──────── Provided records ────────

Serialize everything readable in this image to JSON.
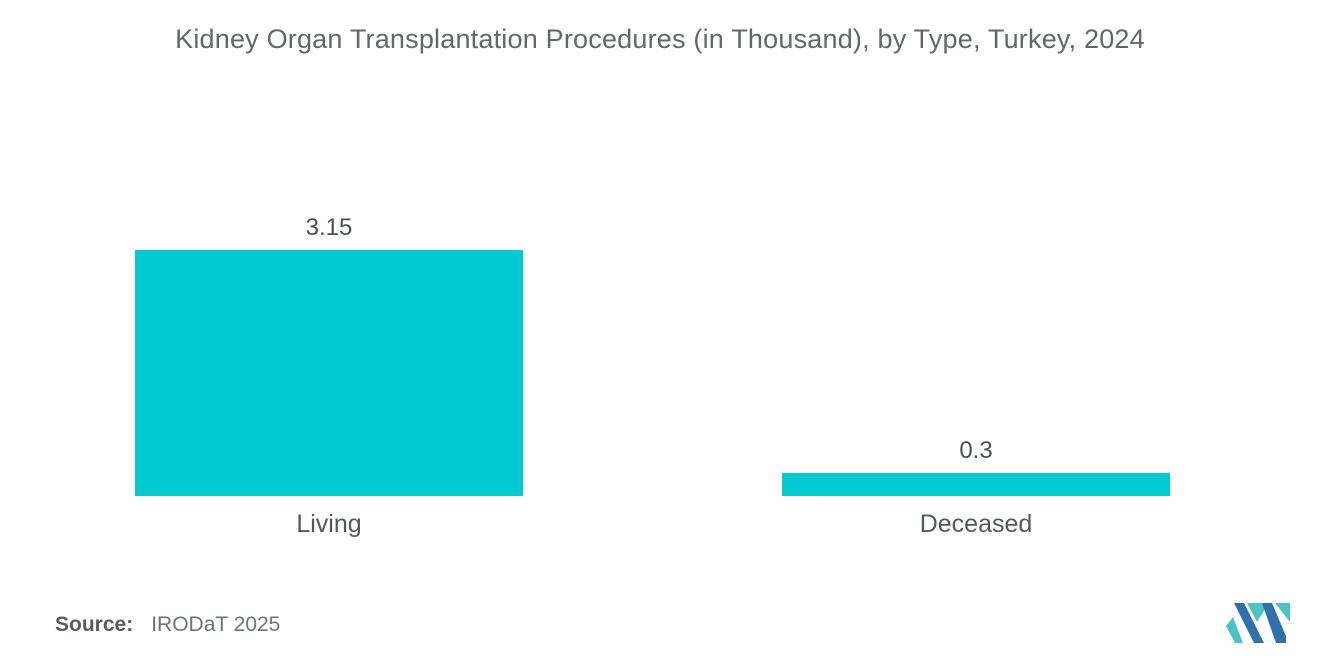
{
  "title": "Kidney Organ Transplantation Procedures (in Thousand), by Type, Turkey, 2024",
  "source": {
    "label": "Source:",
    "value": "IRODaT 2025"
  },
  "colors": {
    "bar": "#03CAD1",
    "title": "#63676A",
    "value_label": "#4B4F52",
    "category_label": "#55585B",
    "source_label": "#595C5E",
    "source_value": "#6E7376",
    "logo_blue": "#2E71AD",
    "logo_teal": "#4CC4C4"
  },
  "chart_data": {
    "type": "bar",
    "title": "Kidney Organ Transplantation Procedures (in Thousand), by Type, Turkey, 2024",
    "categories": [
      "Living",
      "Deceased"
    ],
    "values": [
      3.15,
      0.3
    ],
    "value_labels": [
      "3.15",
      "0.3"
    ],
    "xlabel": "",
    "ylabel": "",
    "ylim": [
      0,
      3.5
    ],
    "grid": false,
    "legend": false,
    "bar_color": "#03CAD1",
    "orientation": "vertical"
  }
}
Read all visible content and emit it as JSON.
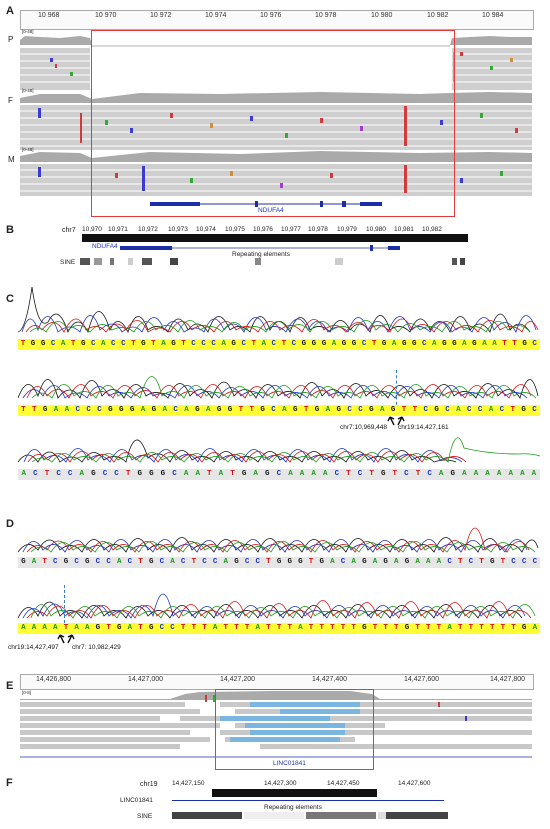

────────

• Task brief: All the records need to be repeated exactly, with the images dropped.

• Written response:
Serialize everything readable in this image to JSON.
{
  "title": "Kidney Organ Transplantation Procedures (in Thousand), by Type, Turkey, 2024",
  "source": {
    "label": "Source:",
    "value": "IRODaT 2025"
  },
  "colors": {
    "bar": "#03CAD1",
    "title": "#63676A",
    "value_label": "#4B4F52",
    "category_label": "#55585B",
    "source_label": "#595C5E",
    "source_value": "#6E7376",
    "logo_blue": "#2E71AD",
    "logo_teal": "#4CC4C4"
  },
  "chart_data": {
    "type": "bar",
    "title": "Kidney Organ Transplantation Procedures (in Thousand), by Type, Turkey, 2024",
    "categories": [
      "Living",
      "Deceased"
    ],
    "values": [
      3.15,
      0.3
    ],
    "value_labels": [
      "3.15",
      "0.3"
    ],
    "xlabel": "",
    "ylabel": "",
    "ylim": [
      0,
      3.5
    ],
    "grid": false,
    "legend": false,
    "bar_color": "#03CAD1",
    "orientation": "vertical"
  }
}
Read all visible content and emit it as JSON.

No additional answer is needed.